Aim
Count lines with the string "JSON" in them. State the number alone.
==*==
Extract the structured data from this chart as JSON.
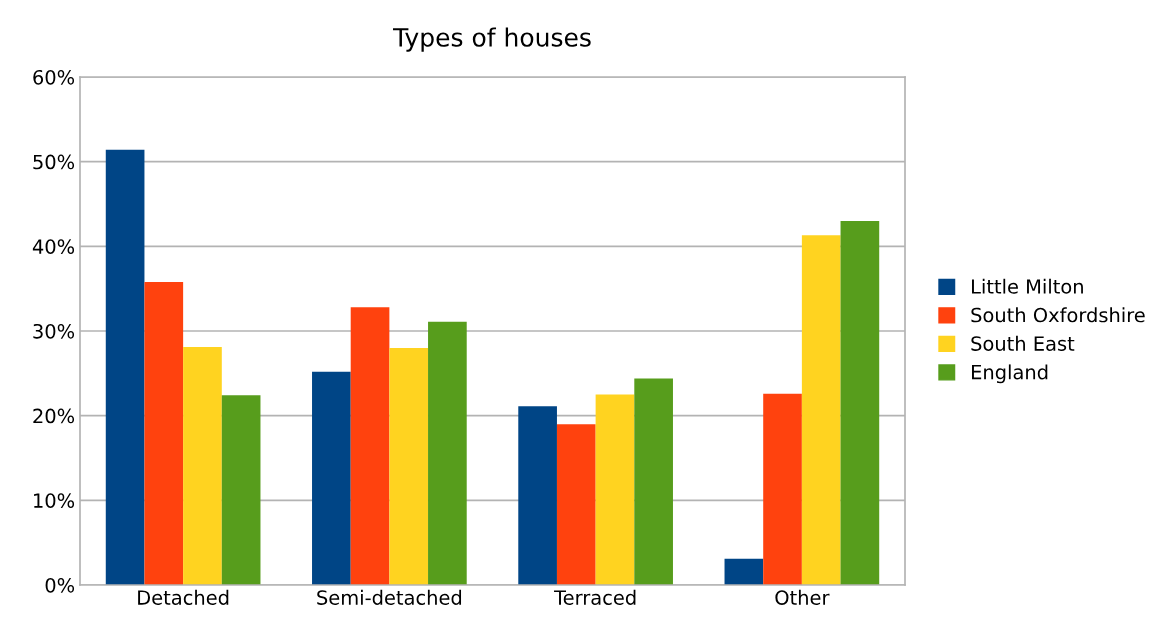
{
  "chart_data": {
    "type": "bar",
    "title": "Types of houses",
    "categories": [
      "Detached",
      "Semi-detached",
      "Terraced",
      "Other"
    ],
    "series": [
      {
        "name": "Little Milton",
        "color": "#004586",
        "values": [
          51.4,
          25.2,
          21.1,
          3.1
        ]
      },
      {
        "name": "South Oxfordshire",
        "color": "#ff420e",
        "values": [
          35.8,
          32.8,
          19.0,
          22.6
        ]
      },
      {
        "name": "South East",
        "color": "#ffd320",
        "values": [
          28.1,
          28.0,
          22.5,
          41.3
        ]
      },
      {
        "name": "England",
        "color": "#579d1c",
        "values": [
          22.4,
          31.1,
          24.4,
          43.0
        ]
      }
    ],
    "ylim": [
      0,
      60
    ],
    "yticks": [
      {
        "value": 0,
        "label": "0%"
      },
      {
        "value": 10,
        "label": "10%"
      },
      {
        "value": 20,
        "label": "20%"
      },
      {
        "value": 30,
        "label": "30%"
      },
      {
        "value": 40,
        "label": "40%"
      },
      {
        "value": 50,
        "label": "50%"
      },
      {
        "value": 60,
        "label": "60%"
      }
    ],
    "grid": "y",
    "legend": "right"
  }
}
==*==
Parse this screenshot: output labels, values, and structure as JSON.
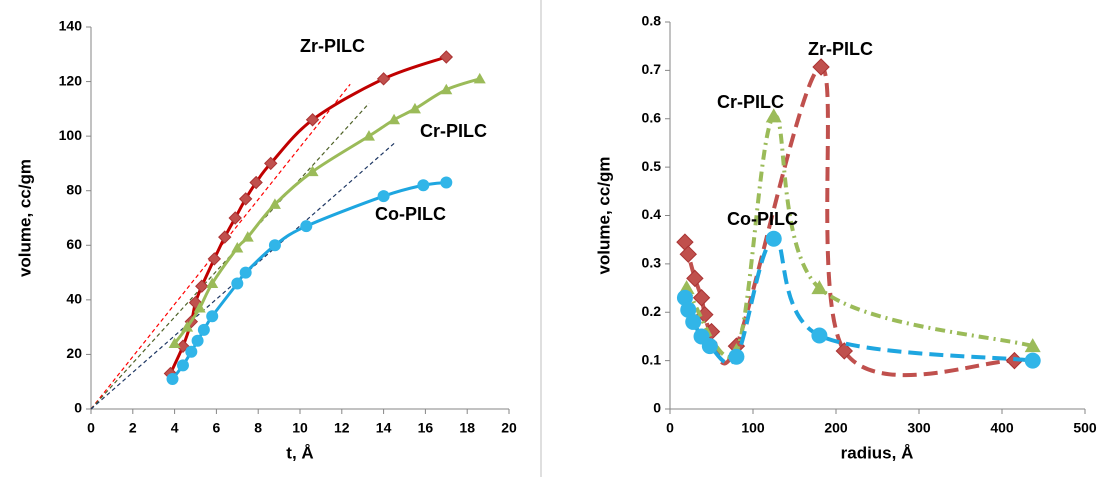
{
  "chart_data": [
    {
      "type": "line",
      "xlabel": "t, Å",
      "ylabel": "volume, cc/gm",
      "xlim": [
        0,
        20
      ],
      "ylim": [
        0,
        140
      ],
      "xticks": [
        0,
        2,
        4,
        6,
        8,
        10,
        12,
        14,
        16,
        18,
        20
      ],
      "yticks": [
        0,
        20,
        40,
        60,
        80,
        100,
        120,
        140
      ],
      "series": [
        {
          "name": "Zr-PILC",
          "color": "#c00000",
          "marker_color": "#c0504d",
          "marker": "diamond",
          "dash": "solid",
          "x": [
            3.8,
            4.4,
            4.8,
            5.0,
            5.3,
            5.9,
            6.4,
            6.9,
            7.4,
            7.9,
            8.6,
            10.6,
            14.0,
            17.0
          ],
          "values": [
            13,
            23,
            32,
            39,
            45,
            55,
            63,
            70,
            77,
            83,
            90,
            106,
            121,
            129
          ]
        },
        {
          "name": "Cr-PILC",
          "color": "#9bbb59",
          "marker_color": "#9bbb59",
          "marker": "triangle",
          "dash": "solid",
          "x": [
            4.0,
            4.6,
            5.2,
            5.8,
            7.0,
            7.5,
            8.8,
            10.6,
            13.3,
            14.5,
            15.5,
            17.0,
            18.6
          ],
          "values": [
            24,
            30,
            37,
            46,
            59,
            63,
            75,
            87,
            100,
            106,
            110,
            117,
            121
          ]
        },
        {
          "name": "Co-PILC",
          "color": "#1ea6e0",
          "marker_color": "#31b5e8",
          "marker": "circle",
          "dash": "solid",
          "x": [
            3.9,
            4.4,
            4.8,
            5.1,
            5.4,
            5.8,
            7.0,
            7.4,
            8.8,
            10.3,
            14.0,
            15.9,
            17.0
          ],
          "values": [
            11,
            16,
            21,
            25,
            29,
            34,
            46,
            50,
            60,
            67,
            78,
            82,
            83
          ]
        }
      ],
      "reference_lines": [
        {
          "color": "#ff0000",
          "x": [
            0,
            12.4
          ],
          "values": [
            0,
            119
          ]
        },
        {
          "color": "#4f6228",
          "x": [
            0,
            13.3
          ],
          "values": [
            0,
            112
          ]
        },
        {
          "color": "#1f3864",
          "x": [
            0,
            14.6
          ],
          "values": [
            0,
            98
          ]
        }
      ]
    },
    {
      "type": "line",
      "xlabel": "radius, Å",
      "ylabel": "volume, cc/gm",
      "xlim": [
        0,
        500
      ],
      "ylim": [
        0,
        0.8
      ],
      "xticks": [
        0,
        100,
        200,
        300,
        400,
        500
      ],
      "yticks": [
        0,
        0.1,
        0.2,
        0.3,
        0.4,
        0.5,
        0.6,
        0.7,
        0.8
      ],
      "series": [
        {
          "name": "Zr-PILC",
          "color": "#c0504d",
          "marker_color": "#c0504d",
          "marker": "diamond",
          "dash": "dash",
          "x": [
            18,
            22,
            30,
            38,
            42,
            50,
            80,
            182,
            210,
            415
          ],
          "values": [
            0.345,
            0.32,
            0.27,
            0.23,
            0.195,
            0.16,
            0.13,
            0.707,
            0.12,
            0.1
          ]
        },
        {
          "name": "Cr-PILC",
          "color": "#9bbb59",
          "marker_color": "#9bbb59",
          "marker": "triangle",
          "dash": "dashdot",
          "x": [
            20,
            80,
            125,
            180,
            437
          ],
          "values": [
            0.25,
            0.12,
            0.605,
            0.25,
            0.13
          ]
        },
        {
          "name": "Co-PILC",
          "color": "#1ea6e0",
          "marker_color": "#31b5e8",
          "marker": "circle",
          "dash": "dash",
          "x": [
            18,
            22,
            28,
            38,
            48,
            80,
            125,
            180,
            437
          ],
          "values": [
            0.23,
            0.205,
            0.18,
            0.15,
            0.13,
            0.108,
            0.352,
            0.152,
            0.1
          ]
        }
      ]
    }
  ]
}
==*==
Full response
2